Restate every entry word for word.

● ● ● ● ● ● ●

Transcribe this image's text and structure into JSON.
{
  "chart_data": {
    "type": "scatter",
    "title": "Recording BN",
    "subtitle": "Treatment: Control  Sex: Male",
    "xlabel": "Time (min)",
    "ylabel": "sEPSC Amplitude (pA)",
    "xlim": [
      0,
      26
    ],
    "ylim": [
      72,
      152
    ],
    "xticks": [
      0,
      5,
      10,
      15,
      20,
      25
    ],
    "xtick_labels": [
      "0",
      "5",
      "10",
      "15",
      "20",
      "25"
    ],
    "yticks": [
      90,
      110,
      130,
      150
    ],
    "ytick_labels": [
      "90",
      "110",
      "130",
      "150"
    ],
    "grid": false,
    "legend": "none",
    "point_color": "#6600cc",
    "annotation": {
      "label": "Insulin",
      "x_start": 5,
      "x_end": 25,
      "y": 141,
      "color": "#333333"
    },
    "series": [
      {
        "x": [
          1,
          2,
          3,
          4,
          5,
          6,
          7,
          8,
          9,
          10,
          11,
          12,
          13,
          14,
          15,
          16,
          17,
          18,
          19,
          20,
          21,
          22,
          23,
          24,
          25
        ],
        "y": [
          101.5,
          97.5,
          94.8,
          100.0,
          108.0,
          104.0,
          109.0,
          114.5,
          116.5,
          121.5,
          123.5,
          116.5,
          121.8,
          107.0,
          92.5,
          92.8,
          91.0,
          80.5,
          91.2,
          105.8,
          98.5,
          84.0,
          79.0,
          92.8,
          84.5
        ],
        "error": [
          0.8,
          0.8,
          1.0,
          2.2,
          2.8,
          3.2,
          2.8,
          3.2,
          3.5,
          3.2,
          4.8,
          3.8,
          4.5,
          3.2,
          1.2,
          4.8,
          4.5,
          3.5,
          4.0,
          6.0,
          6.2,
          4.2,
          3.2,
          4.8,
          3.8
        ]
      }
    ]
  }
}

● ● ● ● ● ● ●

| FULL OUTPUT |
Transcribe this image's text and structure into JSON.
{
  "chart_data": {
    "type": "scatter",
    "title": "Recording BN",
    "subtitle": "Treatment: Control  Sex: Male",
    "xlabel": "Time (min)",
    "ylabel": "sEPSC Amplitude (pA)",
    "xlim": [
      0,
      26
    ],
    "ylim": [
      72,
      152
    ],
    "xticks": [
      0,
      5,
      10,
      15,
      20,
      25
    ],
    "xtick_labels": [
      "0",
      "5",
      "10",
      "15",
      "20",
      "25"
    ],
    "yticks": [
      90,
      110,
      130,
      150
    ],
    "ytick_labels": [
      "90",
      "110",
      "130",
      "150"
    ],
    "grid": false,
    "legend": "none",
    "point_color": "#6600cc",
    "annotation": {
      "label": "Insulin",
      "x_start": 5,
      "x_end": 25,
      "y": 141,
      "color": "#333333"
    },
    "series": [
      {
        "x": [
          1,
          2,
          3,
          4,
          5,
          6,
          7,
          8,
          9,
          10,
          11,
          12,
          13,
          14,
          15,
          16,
          17,
          18,
          19,
          20,
          21,
          22,
          23,
          24,
          25
        ],
        "y": [
          101.5,
          97.5,
          94.8,
          100.0,
          108.0,
          104.0,
          109.0,
          114.5,
          116.5,
          121.5,
          123.5,
          116.5,
          121.8,
          107.0,
          92.5,
          92.8,
          91.0,
          80.5,
          91.2,
          105.8,
          98.5,
          84.0,
          79.0,
          92.8,
          84.5
        ],
        "error": [
          0.8,
          0.8,
          1.0,
          2.2,
          2.8,
          3.2,
          2.8,
          3.2,
          3.5,
          3.2,
          4.8,
          3.8,
          4.5,
          3.2,
          1.2,
          4.8,
          4.5,
          3.5,
          4.0,
          6.0,
          6.2,
          4.2,
          3.2,
          4.8,
          3.8
        ]
      }
    ]
  }
}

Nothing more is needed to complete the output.